*Stored records*
++++++
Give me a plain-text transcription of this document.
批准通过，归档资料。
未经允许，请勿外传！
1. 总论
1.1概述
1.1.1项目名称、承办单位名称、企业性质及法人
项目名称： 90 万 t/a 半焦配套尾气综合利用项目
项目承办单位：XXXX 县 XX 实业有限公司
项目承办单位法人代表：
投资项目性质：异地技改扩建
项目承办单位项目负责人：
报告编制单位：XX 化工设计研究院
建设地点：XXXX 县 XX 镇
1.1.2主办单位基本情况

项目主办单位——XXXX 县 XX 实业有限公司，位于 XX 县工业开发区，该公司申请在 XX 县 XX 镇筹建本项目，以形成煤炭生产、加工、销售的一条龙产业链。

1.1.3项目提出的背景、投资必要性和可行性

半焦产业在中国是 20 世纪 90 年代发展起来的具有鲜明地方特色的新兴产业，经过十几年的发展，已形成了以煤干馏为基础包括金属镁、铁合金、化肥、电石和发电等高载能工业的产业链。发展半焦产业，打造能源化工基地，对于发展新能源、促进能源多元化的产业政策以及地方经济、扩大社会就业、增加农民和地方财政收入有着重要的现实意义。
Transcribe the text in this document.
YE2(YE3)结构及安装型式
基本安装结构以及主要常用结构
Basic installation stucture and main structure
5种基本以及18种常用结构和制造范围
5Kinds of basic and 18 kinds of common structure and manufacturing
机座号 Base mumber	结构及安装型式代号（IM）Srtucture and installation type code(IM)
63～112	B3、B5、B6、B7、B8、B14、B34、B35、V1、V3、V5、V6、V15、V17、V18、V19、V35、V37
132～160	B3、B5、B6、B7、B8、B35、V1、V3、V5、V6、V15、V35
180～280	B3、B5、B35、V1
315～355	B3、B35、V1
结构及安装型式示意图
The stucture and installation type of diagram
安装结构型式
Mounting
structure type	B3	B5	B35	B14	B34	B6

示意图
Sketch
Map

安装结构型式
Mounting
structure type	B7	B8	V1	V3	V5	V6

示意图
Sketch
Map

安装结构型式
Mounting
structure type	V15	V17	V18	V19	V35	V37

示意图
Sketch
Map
++++++
*Problem requirements*
All entries shown above should be printed again exactly.

*Exercise result*
Give me a plain-text transcription of this document.
批准通过，归档资料。
未经允许，请勿外传！
1. 总论
1.1概述
1.1.1项目名称、承办单位名称、企业性质及法人
项目名称： 90 万 t/a 半焦配套尾气综合利用项目
项目承办单位：XXXX 县 XX 实业有限公司
项目承办单位法人代表：
投资项目性质：异地技改扩建
项目承办单位项目负责人：
报告编制单位：XX 化工设计研究院
建设地点：XXXX 县 XX 镇
1.1.2主办单位基本情况

项目主办单位——XXXX 县 XX 实业有限公司，位于 XX 县工业开发区，该公司申请在 XX 县 XX 镇筹建本项目，以形成煤炭生产、加工、销售的一条龙产业链。

1.1.3项目提出的背景、投资必要性和可行性

半焦产业在中国是 20 世纪 90 年代发展起来的具有鲜明地方特色的新兴产业，经过十几年的发展，已形成了以煤干馏为基础包括金属镁、铁合金、化肥、电石和发电等高载能工业的产业链。发展半焦产业，打造能源化工基地，对于发展新能源、促进能源多元化的产业政策以及地方经济、扩大社会就业、增加农民和地方财政收入有着重要的现实意义。
Transcribe the text in this document.
YE2(YE3)结构及安装型式
基本安装结构以及主要常用结构
Basic installation stucture and main structure
5种基本以及18种常用结构和制造范围
5Kinds of basic and 18 kinds of common structure and manufacturing
机座号 Base mumber	结构及安装型式代号（IM）Srtucture and installation type code(IM)
63～112	B3、B5、B6、B7、B8、B14、B34、B35、V1、V3、V5、V6、V15、V17、V18、V19、V35、V37
132～160	B3、B5、B6、B7、B8、B35、V1、V3、V5、V6、V15、V35
180～280	B3、B5、B35、V1
315～355	B3、B35、V1
结构及安装型式示意图
The stucture and installation type of diagram
安装结构型式
Mounting
structure type	B3	B5	B35	B14	B34	B6

示意图
Sketch
Map

安装结构型式
Mounting
structure type	B7	B8	V1	V3	V5	V6

示意图
Sketch
Map

安装结构型式
Mounting
structure type	V15	V17	V18	V19	V35	V37

示意图
Sketch
Map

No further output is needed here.